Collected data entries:
══════
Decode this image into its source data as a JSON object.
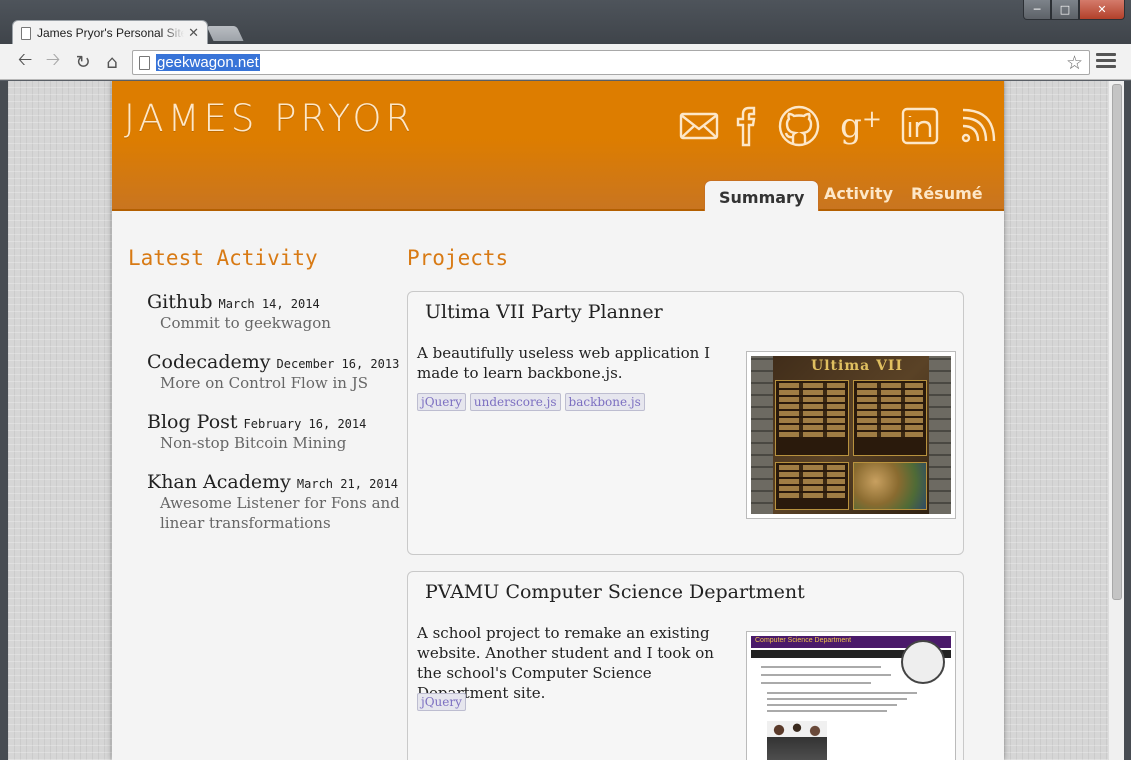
{
  "browser": {
    "tab_title": "James Pryor's Personal Site",
    "url": "geekwagon.net",
    "window_controls": [
      "minimize",
      "maximize",
      "close"
    ]
  },
  "site": {
    "name": "JAMES PRYOR",
    "social": [
      {
        "icon": "email-icon"
      },
      {
        "icon": "facebook-icon"
      },
      {
        "icon": "github-icon"
      },
      {
        "icon": "google-plus-icon"
      },
      {
        "icon": "linkedin-icon"
      },
      {
        "icon": "rss-icon"
      }
    ],
    "nav": [
      {
        "label": "Summary",
        "active": true
      },
      {
        "label": "Activity"
      },
      {
        "label": "Résumé"
      }
    ],
    "accent_color": "#dd7d00"
  },
  "activity": {
    "title": "Latest Activity",
    "items": [
      {
        "source": "Github",
        "date": "March 14, 2014",
        "desc": "Commit to geekwagon"
      },
      {
        "source": "Codecademy",
        "date": "December 16, 2013",
        "desc": "More on Control Flow in JS"
      },
      {
        "source": "Blog Post",
        "date": "February 16, 2014",
        "desc": "Non-stop Bitcoin Mining"
      },
      {
        "source": "Khan Academy",
        "date": "March 21, 2014",
        "desc": "Awesome Listener for Fons and linear transformations"
      }
    ]
  },
  "projects": {
    "title": "Projects",
    "items": [
      {
        "title": "Ultima VII Party Planner",
        "desc": "A beautifully useless web application I made to learn backbone.js.",
        "tags": [
          "jQuery",
          "underscore.js",
          "backbone.js"
        ],
        "thumb_text": "Ultima VII"
      },
      {
        "title": "PVAMU Computer Science Department",
        "desc": "A school project to remake an existing website. Another student and I took on the school's Computer Science Department site.",
        "tags": [
          "jQuery"
        ],
        "thumb_text": "Computer Science Department"
      }
    ]
  }
}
══════
- _DIRECTIONS FOR THIS TASK_
All lines that include "date" are to be gathered and copied.

- _REPLY TO THE EXERCISE_
        "date": "March 14, 2014",
        "date": "December 16, 2013",
        "date": "February 16, 2014",
        "date": "March 21, 2014",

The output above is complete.